→ **Short exercise**: Each line that follows should be printed again exactly as it stands.

→ **Task material**:
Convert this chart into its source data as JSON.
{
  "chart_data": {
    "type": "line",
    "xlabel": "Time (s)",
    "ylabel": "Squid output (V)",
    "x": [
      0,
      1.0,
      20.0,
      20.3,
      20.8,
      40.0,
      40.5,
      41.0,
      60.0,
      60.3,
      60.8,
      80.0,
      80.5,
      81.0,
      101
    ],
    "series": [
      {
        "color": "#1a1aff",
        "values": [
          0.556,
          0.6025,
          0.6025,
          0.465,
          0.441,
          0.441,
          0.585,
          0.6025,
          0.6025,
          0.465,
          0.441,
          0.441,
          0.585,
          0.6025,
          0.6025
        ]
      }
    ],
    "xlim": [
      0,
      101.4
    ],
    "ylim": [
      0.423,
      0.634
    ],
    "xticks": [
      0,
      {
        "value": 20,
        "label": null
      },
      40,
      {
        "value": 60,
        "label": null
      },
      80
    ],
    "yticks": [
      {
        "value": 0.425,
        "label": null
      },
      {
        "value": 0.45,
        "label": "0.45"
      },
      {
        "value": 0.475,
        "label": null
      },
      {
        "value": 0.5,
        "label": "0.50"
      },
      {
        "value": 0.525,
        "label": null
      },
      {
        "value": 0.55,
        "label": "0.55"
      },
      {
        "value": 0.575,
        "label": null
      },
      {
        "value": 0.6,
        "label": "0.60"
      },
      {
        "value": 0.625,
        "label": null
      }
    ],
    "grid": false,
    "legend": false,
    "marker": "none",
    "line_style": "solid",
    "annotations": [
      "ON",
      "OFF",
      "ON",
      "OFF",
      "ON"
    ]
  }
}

→ **Written response**:
Convert this chart into its source data as JSON.
{
  "chart_data": {
    "type": "line",
    "xlabel": "Time (s)",
    "ylabel": "Squid output (V)",
    "x": [
      0,
      1.0,
      20.0,
      20.3,
      20.8,
      40.0,
      40.5,
      41.0,
      60.0,
      60.3,
      60.8,
      80.0,
      80.5,
      81.0,
      101
    ],
    "series": [
      {
        "color": "#1a1aff",
        "values": [
          0.556,
          0.6025,
          0.6025,
          0.465,
          0.441,
          0.441,
          0.585,
          0.6025,
          0.6025,
          0.465,
          0.441,
          0.441,
          0.585,
          0.6025,
          0.6025
        ]
      }
    ],
    "xlim": [
      0,
      101.4
    ],
    "ylim": [
      0.423,
      0.634
    ],
    "xticks": [
      0,
      {
        "value": 20,
        "label": null
      },
      40,
      {
        "value": 60,
        "label": null
      },
      80
    ],
    "yticks": [
      {
        "value": 0.425,
        "label": null
      },
      {
        "value": 0.45,
        "label": "0.45"
      },
      {
        "value": 0.475,
        "label": null
      },
      {
        "value": 0.5,
        "label": "0.50"
      },
      {
        "value": 0.525,
        "label": null
      },
      {
        "value": 0.55,
        "label": "0.55"
      },
      {
        "value": 0.575,
        "label": null
      },
      {
        "value": 0.6,
        "label": "0.60"
      },
      {
        "value": 0.625,
        "label": null
      }
    ],
    "grid": false,
    "legend": false,
    "marker": "none",
    "line_style": "solid",
    "annotations": [
      "ON",
      "OFF",
      "ON",
      "OFF",
      "ON"
    ]
  }
}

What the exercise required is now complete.